» **EXERCISE OBJECTIVE**
How many lines in the listing below contain the string "换介质至柱上"? Reply with the number alone.

>> begin

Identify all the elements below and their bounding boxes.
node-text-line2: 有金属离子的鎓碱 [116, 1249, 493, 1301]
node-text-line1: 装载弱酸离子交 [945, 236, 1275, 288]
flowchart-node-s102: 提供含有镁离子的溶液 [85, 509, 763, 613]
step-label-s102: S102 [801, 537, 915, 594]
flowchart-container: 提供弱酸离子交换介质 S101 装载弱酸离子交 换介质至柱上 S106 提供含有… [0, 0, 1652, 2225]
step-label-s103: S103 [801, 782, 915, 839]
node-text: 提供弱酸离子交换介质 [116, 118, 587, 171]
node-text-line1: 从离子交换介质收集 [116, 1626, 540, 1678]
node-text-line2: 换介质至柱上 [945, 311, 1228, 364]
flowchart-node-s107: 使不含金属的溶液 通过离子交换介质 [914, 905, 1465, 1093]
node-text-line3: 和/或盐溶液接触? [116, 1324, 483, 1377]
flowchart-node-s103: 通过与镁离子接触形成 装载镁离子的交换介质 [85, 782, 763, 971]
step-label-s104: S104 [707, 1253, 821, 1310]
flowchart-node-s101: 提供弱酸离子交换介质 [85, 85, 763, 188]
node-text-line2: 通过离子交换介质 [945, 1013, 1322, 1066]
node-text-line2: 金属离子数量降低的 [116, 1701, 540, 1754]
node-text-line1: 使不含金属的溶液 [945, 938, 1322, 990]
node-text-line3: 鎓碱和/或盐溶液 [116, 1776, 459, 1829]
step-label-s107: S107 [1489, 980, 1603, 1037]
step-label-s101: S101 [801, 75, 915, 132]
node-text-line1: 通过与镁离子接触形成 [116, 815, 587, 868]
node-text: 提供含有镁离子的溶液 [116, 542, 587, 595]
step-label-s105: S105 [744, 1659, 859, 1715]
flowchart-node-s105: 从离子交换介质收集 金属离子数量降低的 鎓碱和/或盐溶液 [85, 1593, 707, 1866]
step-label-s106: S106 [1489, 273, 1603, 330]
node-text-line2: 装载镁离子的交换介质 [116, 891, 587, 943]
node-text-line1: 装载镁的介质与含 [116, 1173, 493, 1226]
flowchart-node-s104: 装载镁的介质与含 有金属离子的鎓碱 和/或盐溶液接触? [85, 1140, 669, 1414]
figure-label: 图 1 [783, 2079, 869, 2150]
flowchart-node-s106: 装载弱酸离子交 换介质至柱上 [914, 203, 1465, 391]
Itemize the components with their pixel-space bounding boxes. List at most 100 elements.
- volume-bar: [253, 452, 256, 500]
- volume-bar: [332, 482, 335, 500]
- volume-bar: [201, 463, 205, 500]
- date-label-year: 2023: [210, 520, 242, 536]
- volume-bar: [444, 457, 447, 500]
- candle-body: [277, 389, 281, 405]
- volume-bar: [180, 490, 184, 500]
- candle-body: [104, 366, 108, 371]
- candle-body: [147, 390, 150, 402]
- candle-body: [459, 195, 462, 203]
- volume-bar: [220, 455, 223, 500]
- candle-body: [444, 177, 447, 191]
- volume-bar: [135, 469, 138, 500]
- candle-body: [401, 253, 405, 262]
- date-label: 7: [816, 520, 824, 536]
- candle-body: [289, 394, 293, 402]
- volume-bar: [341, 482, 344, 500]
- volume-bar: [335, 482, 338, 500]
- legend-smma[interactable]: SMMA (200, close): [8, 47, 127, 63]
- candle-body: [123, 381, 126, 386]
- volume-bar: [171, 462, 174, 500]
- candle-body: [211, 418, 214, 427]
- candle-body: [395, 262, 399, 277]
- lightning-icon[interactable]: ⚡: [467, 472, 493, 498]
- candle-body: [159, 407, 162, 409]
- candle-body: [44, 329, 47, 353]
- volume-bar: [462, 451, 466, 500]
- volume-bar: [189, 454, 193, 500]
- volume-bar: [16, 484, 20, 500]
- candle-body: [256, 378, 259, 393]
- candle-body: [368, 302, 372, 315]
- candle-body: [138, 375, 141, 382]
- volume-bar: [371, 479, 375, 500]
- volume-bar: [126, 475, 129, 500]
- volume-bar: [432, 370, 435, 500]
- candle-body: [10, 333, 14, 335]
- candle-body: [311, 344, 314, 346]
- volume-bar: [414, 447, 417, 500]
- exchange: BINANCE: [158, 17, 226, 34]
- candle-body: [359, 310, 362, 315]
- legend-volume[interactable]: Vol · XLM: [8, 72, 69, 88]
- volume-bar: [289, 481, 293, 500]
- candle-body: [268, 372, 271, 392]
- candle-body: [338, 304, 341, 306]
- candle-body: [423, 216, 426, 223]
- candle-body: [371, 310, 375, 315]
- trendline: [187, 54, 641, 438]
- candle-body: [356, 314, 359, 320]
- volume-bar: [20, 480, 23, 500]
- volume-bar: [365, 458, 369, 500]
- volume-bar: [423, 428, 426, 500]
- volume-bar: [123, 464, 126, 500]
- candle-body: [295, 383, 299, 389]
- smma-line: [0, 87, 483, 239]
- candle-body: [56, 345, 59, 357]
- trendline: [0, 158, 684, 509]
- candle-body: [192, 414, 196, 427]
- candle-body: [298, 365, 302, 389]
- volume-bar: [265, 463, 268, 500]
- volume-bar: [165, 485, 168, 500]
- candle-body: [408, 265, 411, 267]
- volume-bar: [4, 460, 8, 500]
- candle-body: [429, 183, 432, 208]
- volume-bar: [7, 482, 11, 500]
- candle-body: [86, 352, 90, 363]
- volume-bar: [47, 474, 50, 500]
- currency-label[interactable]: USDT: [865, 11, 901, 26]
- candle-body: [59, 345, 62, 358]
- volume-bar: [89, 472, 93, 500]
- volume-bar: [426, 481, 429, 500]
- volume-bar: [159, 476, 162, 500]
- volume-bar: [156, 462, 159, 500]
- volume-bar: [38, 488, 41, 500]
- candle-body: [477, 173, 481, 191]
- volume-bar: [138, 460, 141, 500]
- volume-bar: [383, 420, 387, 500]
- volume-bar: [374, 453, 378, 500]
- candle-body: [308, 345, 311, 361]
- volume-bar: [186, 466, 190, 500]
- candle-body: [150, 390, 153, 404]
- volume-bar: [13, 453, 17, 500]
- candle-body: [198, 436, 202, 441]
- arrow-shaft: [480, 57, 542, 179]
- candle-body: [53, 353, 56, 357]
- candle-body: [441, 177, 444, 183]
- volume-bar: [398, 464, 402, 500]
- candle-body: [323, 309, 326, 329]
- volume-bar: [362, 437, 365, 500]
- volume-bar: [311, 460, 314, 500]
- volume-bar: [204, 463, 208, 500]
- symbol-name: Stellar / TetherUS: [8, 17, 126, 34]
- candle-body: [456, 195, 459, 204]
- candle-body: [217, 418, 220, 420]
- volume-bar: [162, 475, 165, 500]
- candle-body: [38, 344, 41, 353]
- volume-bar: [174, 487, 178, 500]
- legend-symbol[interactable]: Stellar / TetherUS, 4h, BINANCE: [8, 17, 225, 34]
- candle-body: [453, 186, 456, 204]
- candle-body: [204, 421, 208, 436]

>> end

» **SOLVED EXERCISE**
3